Search the data below for "image"; list each line that holds it.

(Records excerpted from a collection)
———

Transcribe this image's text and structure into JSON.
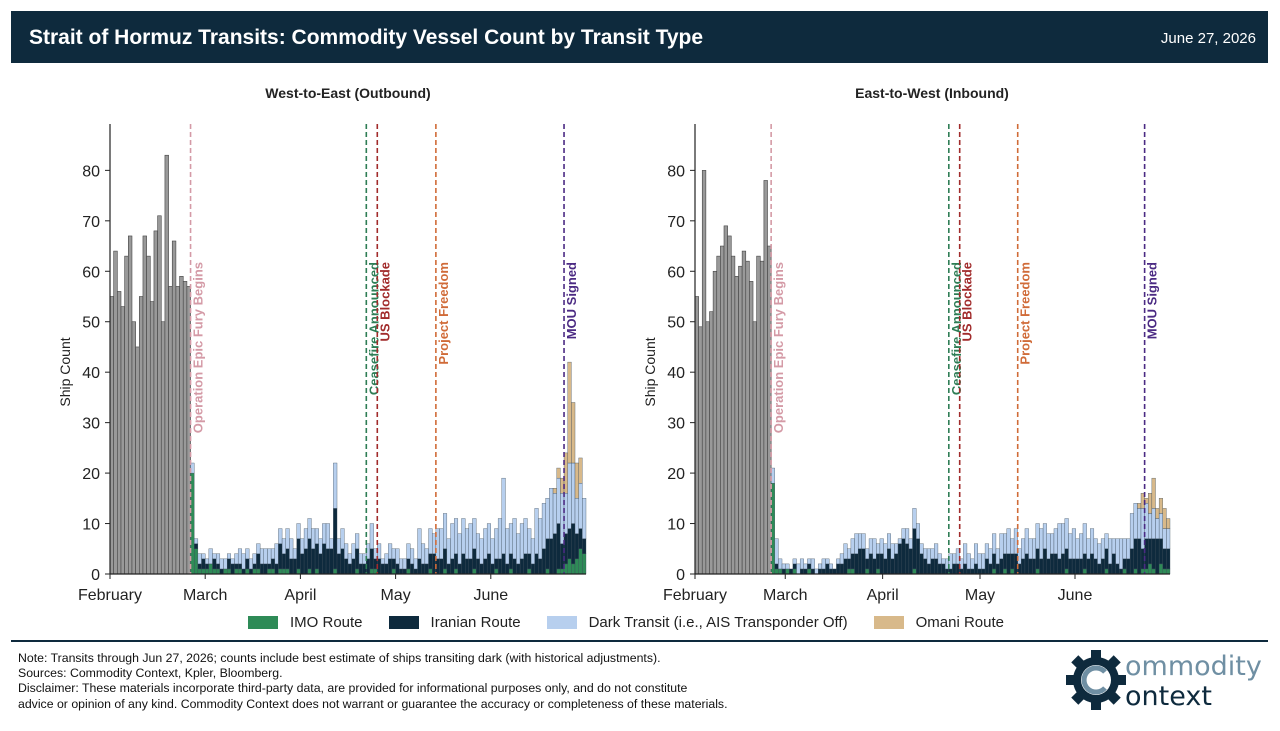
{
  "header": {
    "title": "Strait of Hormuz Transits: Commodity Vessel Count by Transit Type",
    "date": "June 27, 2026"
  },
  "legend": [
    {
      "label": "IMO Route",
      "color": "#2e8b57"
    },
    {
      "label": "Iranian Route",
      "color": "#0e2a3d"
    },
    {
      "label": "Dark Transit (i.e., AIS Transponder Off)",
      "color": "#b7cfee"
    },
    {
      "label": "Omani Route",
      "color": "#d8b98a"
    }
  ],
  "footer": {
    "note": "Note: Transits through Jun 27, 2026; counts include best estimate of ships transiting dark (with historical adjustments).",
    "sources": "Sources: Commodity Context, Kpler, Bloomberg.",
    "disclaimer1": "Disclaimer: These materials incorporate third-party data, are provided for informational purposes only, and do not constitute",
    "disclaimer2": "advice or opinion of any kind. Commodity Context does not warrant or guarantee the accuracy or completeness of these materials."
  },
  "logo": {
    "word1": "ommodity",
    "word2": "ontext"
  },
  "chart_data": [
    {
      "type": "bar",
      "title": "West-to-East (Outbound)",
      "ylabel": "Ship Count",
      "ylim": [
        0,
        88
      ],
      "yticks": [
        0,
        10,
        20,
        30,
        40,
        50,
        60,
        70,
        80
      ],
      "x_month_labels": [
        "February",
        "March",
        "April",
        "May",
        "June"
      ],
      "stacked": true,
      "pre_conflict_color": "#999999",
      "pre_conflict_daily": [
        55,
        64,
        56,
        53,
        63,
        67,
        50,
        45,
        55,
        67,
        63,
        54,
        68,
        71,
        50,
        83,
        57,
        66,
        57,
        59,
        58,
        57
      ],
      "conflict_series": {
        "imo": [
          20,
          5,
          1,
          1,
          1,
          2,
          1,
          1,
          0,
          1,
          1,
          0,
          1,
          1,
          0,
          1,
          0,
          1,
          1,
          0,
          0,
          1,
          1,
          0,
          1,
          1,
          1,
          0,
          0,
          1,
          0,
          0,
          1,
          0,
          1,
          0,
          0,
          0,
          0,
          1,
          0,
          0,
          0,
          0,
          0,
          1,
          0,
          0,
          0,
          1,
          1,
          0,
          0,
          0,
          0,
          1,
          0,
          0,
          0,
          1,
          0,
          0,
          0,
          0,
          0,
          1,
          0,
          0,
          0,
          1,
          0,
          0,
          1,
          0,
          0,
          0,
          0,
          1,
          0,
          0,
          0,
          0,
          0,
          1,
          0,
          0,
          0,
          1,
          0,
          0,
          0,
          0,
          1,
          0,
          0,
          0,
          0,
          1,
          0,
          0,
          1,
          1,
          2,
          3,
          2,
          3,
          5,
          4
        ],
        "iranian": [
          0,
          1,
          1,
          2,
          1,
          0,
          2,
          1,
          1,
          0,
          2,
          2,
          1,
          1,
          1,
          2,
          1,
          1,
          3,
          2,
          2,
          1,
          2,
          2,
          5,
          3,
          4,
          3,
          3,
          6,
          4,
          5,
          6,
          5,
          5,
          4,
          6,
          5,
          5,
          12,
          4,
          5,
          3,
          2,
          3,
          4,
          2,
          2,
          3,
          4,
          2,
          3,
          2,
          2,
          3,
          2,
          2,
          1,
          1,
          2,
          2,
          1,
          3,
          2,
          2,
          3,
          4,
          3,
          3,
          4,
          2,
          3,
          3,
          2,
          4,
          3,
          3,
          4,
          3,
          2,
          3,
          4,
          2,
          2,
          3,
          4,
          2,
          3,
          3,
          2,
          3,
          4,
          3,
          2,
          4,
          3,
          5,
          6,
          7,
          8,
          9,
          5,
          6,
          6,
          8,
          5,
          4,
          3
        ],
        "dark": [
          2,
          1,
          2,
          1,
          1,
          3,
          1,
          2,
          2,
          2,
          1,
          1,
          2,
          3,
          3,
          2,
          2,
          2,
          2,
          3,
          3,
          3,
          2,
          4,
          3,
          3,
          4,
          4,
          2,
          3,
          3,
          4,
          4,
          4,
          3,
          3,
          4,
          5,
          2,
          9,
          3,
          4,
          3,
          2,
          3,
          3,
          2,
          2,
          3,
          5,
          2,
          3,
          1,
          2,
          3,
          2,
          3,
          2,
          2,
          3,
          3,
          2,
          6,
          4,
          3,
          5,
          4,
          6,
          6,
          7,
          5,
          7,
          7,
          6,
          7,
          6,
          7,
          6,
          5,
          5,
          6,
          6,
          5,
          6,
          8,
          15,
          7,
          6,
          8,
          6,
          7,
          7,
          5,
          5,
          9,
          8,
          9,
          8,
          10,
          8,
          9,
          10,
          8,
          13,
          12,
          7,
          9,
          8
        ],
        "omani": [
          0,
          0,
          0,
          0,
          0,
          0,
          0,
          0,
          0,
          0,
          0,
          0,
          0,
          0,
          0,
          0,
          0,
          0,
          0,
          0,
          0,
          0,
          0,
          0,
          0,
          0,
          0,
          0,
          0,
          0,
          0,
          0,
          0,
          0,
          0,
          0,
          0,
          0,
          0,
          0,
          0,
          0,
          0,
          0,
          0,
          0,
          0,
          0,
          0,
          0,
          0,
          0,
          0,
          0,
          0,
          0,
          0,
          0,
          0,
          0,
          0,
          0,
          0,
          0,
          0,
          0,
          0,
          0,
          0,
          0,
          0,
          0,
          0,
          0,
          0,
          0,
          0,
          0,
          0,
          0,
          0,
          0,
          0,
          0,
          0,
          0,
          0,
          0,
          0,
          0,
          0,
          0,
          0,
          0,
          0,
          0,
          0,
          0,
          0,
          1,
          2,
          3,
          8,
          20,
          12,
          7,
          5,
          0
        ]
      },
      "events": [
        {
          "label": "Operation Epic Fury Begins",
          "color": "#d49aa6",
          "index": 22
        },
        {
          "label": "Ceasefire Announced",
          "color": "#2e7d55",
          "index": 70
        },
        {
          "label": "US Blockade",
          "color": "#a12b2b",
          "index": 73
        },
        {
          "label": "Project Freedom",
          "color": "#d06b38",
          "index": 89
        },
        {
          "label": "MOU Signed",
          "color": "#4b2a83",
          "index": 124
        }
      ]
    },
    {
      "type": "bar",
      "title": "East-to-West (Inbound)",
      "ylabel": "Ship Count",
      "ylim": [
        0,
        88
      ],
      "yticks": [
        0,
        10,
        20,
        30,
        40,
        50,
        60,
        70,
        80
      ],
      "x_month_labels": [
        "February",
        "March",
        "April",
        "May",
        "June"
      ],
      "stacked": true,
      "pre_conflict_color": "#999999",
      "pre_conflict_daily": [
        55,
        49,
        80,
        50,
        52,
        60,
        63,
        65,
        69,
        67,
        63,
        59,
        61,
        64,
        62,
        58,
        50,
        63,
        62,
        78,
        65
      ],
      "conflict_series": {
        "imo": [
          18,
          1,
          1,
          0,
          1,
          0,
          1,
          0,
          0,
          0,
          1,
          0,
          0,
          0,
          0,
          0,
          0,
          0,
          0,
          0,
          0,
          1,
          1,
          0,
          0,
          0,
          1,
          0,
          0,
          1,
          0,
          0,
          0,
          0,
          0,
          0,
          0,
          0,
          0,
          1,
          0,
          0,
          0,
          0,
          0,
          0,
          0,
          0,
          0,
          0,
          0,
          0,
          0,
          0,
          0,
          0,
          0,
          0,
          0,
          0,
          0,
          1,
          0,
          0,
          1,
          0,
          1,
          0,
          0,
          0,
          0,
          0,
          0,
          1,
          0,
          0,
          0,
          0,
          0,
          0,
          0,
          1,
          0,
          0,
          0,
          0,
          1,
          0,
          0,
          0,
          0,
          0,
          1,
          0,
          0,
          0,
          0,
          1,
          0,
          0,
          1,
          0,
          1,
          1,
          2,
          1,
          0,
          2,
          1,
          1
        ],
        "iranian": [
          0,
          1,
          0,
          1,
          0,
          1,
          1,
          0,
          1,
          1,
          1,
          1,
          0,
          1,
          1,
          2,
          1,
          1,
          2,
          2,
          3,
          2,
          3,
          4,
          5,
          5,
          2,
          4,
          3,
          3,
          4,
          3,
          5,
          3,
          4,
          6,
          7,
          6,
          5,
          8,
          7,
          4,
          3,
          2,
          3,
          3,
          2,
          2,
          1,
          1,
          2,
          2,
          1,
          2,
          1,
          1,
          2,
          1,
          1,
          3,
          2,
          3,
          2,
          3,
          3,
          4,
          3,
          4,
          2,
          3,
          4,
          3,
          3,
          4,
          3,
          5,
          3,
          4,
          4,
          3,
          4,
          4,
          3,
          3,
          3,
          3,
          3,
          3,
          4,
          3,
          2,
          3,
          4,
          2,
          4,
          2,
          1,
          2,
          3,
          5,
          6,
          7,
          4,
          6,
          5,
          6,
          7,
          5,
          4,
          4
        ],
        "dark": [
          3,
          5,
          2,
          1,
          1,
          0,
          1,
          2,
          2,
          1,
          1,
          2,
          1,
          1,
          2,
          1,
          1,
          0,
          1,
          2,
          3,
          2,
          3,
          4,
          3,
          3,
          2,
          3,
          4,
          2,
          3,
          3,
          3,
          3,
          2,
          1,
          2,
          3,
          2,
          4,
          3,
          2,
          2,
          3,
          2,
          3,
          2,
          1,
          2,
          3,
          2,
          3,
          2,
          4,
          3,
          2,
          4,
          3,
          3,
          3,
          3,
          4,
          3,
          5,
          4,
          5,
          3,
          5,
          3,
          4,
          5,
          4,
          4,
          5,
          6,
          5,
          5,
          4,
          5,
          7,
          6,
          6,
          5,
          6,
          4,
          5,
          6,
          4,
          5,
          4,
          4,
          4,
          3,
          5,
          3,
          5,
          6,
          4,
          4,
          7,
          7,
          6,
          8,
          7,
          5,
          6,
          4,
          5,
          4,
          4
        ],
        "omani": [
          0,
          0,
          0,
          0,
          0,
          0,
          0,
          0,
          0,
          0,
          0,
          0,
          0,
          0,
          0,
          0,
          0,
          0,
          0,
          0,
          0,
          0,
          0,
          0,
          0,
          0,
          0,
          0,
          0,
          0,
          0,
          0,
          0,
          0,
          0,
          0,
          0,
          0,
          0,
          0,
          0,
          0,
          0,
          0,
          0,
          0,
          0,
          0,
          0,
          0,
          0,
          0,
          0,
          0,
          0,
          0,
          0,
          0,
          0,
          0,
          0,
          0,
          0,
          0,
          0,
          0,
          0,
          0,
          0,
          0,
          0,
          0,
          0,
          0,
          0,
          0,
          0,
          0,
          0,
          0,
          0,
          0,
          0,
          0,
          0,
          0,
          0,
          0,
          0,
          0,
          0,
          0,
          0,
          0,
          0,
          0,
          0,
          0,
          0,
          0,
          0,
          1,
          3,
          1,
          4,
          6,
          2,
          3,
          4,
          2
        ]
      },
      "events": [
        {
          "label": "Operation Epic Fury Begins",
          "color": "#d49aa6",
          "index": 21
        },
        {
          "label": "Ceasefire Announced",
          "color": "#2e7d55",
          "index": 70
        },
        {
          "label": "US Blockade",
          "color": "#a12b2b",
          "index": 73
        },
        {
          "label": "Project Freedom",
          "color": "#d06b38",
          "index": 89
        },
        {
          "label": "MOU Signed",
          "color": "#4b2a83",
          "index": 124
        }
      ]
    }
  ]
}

———

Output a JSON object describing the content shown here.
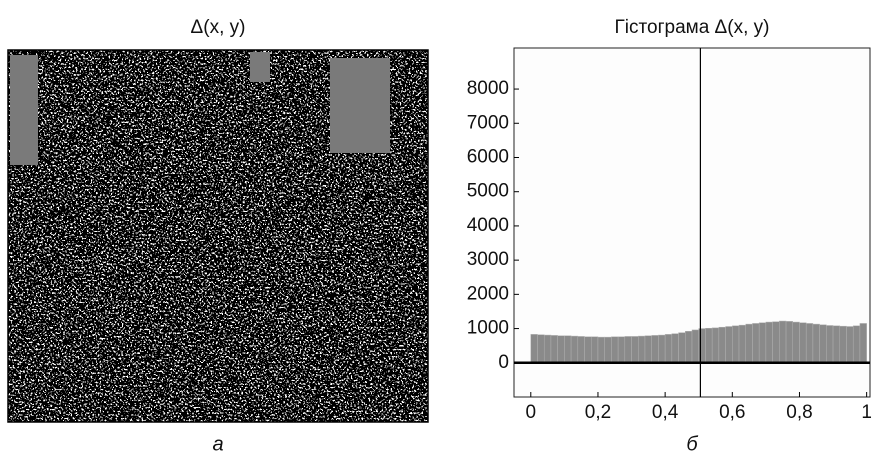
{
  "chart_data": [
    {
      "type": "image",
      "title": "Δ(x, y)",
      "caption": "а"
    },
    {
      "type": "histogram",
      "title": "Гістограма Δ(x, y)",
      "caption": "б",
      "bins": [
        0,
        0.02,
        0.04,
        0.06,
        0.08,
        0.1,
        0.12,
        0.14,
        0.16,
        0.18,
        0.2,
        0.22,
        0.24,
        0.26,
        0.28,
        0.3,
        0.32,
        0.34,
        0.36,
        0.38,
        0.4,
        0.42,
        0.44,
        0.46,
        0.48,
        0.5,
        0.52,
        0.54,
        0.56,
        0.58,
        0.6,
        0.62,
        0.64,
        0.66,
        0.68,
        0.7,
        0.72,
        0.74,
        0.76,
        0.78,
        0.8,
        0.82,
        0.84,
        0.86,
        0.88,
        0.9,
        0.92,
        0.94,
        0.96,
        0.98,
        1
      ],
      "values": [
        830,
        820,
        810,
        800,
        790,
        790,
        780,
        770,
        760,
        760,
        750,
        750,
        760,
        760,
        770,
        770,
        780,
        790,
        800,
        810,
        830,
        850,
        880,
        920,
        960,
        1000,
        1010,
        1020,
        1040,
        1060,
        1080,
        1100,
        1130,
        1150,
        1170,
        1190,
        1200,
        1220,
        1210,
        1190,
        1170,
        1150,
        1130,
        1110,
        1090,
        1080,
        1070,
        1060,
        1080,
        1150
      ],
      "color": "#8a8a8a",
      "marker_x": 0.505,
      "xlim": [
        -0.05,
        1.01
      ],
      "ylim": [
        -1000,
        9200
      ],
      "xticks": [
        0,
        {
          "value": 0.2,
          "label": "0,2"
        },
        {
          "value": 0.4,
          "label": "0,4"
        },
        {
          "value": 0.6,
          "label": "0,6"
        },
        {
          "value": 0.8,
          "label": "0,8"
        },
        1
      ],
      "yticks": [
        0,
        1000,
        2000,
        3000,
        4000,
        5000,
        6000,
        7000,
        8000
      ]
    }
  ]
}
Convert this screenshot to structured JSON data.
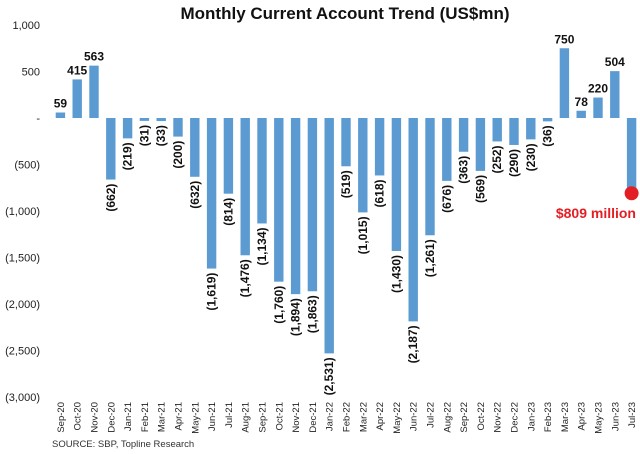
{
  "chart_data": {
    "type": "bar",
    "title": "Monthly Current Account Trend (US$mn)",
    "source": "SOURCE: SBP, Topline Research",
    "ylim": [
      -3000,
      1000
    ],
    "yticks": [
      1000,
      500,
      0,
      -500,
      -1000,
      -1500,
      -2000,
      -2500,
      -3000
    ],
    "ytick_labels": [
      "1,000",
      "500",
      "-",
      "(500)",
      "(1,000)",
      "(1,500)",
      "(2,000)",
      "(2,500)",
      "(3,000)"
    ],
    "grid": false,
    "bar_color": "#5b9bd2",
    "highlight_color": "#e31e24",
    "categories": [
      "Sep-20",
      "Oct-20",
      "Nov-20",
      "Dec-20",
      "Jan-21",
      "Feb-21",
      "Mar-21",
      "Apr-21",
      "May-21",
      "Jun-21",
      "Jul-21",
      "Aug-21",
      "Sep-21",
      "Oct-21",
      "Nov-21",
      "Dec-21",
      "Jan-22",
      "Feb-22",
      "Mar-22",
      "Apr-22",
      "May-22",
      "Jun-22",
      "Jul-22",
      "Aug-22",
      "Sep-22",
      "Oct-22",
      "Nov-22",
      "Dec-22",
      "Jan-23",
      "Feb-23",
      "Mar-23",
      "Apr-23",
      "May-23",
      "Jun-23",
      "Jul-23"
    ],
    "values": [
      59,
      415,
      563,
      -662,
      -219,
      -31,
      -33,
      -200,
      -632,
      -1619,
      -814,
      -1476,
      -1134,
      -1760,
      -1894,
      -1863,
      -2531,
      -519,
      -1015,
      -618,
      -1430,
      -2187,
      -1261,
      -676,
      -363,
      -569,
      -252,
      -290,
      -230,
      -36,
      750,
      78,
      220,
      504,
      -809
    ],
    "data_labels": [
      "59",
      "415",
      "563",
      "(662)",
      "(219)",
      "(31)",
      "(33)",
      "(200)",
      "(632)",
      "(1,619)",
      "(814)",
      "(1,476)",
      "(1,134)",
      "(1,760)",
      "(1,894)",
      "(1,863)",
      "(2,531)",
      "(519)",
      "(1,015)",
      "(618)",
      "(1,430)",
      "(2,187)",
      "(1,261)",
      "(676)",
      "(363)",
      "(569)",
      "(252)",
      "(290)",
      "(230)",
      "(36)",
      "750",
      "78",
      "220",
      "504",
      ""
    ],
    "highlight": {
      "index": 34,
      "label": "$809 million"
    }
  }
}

———

▸ **Answer**
Transcribe this image's text and structure into JSON.
      "type": "image",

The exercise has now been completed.